EXERCISE AIM:
Repeat the material exactly, leaving nothing out.

[BEGIN EXTRACTED INFORMATION]

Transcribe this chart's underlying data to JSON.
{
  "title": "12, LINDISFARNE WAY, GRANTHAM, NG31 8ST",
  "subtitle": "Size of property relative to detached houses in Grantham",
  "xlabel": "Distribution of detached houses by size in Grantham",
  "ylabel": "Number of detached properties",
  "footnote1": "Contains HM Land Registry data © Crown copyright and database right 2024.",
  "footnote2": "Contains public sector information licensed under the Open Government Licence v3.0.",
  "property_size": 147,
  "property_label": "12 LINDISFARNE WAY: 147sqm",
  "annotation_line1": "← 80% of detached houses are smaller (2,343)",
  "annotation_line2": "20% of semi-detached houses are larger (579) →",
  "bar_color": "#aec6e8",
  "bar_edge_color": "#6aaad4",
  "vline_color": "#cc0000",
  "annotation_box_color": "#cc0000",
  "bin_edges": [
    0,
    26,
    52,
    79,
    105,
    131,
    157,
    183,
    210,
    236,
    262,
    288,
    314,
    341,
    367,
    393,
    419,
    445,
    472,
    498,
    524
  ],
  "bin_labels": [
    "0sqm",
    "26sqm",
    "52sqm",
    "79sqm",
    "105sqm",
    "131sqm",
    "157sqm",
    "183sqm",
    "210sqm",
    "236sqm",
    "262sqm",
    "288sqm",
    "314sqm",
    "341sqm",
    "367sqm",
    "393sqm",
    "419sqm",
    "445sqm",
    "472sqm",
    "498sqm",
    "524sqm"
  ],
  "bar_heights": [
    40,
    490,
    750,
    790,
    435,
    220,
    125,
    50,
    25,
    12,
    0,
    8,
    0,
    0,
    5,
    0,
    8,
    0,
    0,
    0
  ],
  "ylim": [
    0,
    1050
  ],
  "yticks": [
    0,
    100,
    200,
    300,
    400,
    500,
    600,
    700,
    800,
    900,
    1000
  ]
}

[END EXTRACTED INFORMATION]

CORRECT RESPONSE:
Transcribe this chart's underlying data to JSON.
{
  "title": "12, LINDISFARNE WAY, GRANTHAM, NG31 8ST",
  "subtitle": "Size of property relative to detached houses in Grantham",
  "xlabel": "Distribution of detached houses by size in Grantham",
  "ylabel": "Number of detached properties",
  "footnote1": "Contains HM Land Registry data © Crown copyright and database right 2024.",
  "footnote2": "Contains public sector information licensed under the Open Government Licence v3.0.",
  "property_size": 147,
  "property_label": "12 LINDISFARNE WAY: 147sqm",
  "annotation_line1": "← 80% of detached houses are smaller (2,343)",
  "annotation_line2": "20% of semi-detached houses are larger (579) →",
  "bar_color": "#aec6e8",
  "bar_edge_color": "#6aaad4",
  "vline_color": "#cc0000",
  "annotation_box_color": "#cc0000",
  "bin_edges": [
    0,
    26,
    52,
    79,
    105,
    131,
    157,
    183,
    210,
    236,
    262,
    288,
    314,
    341,
    367,
    393,
    419,
    445,
    472,
    498,
    524
  ],
  "bin_labels": [
    "0sqm",
    "26sqm",
    "52sqm",
    "79sqm",
    "105sqm",
    "131sqm",
    "157sqm",
    "183sqm",
    "210sqm",
    "236sqm",
    "262sqm",
    "288sqm",
    "314sqm",
    "341sqm",
    "367sqm",
    "393sqm",
    "419sqm",
    "445sqm",
    "472sqm",
    "498sqm",
    "524sqm"
  ],
  "bar_heights": [
    40,
    490,
    750,
    790,
    435,
    220,
    125,
    50,
    25,
    12,
    0,
    8,
    0,
    0,
    5,
    0,
    8,
    0,
    0,
    0
  ],
  "ylim": [
    0,
    1050
  ],
  "yticks": [
    0,
    100,
    200,
    300,
    400,
    500,
    600,
    700,
    800,
    900,
    1000
  ]
}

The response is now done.